Retype each line exactly. Skip images.
---------- Exercise material ----------
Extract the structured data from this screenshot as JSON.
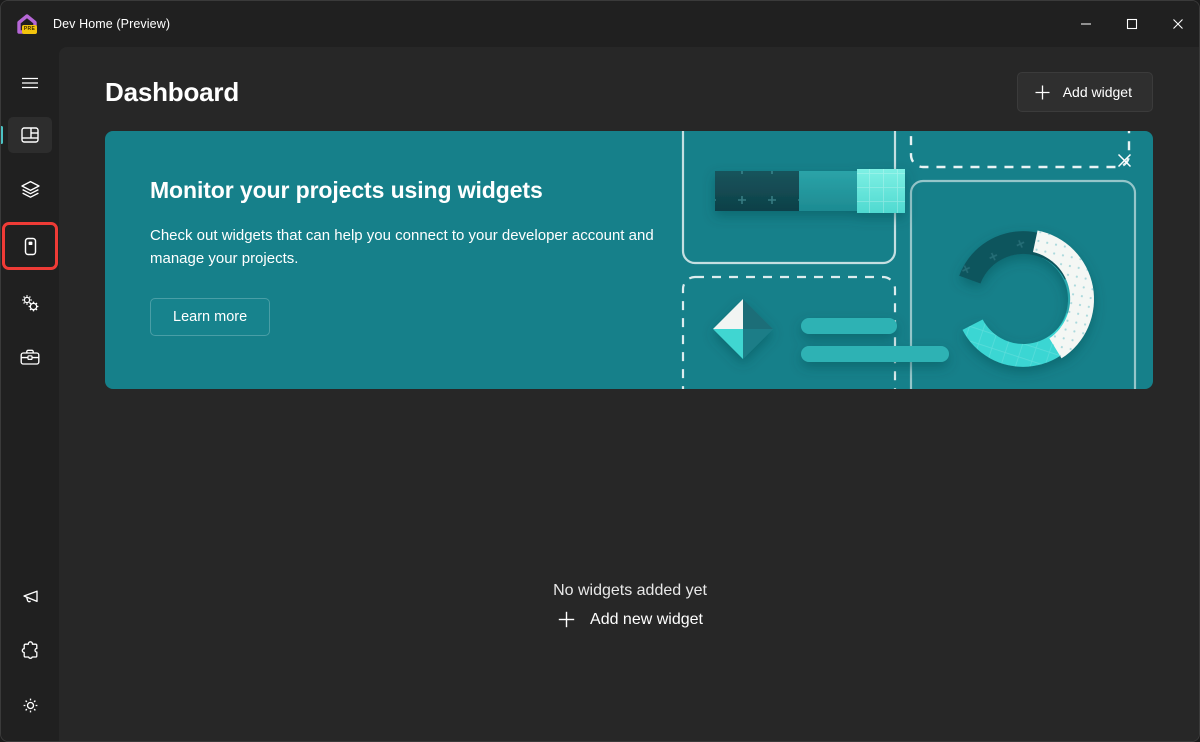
{
  "window": {
    "app_title": "Dev Home (Preview)",
    "app_icon": "dev-home-house-icon",
    "badge_text": "PRE",
    "controls": {
      "minimize": "minimize-icon",
      "maximize": "maximize-icon",
      "close": "close-icon"
    }
  },
  "sidebar": {
    "menu_icon": "hamburger-menu-icon",
    "top_items": [
      {
        "icon": "dashboard-icon",
        "name": "dashboard",
        "selected": true,
        "highlighted": false
      },
      {
        "icon": "layers-icon",
        "name": "machine-configuration",
        "selected": false,
        "highlighted": false
      },
      {
        "icon": "environments-icon",
        "name": "environments",
        "selected": false,
        "highlighted": true
      },
      {
        "icon": "gears-icon",
        "name": "utilities",
        "selected": false,
        "highlighted": false
      },
      {
        "icon": "toolbox-icon",
        "name": "dev-toolbox",
        "selected": false,
        "highlighted": false
      }
    ],
    "bottom_items": [
      {
        "icon": "megaphone-icon",
        "name": "feedback",
        "selected": false
      },
      {
        "icon": "puzzle-piece-icon",
        "name": "extensions",
        "selected": false
      },
      {
        "icon": "gear-icon",
        "name": "settings",
        "selected": false
      }
    ]
  },
  "header": {
    "title": "Dashboard",
    "add_widget_label": "Add widget",
    "add_widget_icon": "plus-icon"
  },
  "banner": {
    "title": "Monitor your projects using widgets",
    "description": "Check out widgets that can help you connect to your developer account and manage your projects.",
    "button_label": "Learn more",
    "close_icon": "close-icon",
    "art": {
      "donut_segments": [
        "white",
        "dark-teal",
        "mid-teal",
        "bright-cyan"
      ],
      "shapes": [
        "bar-chart-3d",
        "diamond-3d",
        "bar-lines"
      ]
    }
  },
  "empty_state": {
    "title": "No widgets added yet",
    "add_label": "Add new widget",
    "add_icon": "plus-icon"
  },
  "colors": {
    "accent_teal": "#16808a",
    "selection_indicator": "#4cc2c4",
    "highlight_box": "#ef3b36",
    "window_bg": "#202020",
    "content_bg": "#272727",
    "text_primary": "#ffffff"
  }
}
----------
● **Finished answer**:
Extract the structured data from this screenshot as JSON.
{
  "window": {
    "app_title": "Dev Home (Preview)",
    "app_icon": "dev-home-house-icon",
    "badge_text": "PRE",
    "controls": {
      "minimize": "minimize-icon",
      "maximize": "maximize-icon",
      "close": "close-icon"
    }
  },
  "sidebar": {
    "menu_icon": "hamburger-menu-icon",
    "top_items": [
      {
        "icon": "dashboard-icon",
        "name": "dashboard",
        "selected": true,
        "highlighted": false
      },
      {
        "icon": "layers-icon",
        "name": "machine-configuration",
        "selected": false,
        "highlighted": false
      },
      {
        "icon": "environments-icon",
        "name": "environments",
        "selected": false,
        "highlighted": true
      },
      {
        "icon": "gears-icon",
        "name": "utilities",
        "selected": false,
        "highlighted": false
      },
      {
        "icon": "toolbox-icon",
        "name": "dev-toolbox",
        "selected": false,
        "highlighted": false
      }
    ],
    "bottom_items": [
      {
        "icon": "megaphone-icon",
        "name": "feedback",
        "selected": false
      },
      {
        "icon": "puzzle-piece-icon",
        "name": "extensions",
        "selected": false
      },
      {
        "icon": "gear-icon",
        "name": "settings",
        "selected": false
      }
    ]
  },
  "header": {
    "title": "Dashboard",
    "add_widget_label": "Add widget",
    "add_widget_icon": "plus-icon"
  },
  "banner": {
    "title": "Monitor your projects using widgets",
    "description": "Check out widgets that can help you connect to your developer account and manage your projects.",
    "button_label": "Learn more",
    "close_icon": "close-icon",
    "art": {
      "donut_segments": [
        "white",
        "dark-teal",
        "mid-teal",
        "bright-cyan"
      ],
      "shapes": [
        "bar-chart-3d",
        "diamond-3d",
        "bar-lines"
      ]
    }
  },
  "empty_state": {
    "title": "No widgets added yet",
    "add_label": "Add new widget",
    "add_icon": "plus-icon"
  },
  "colors": {
    "accent_teal": "#16808a",
    "selection_indicator": "#4cc2c4",
    "highlight_box": "#ef3b36",
    "window_bg": "#202020",
    "content_bg": "#272727",
    "text_primary": "#ffffff"
  }
}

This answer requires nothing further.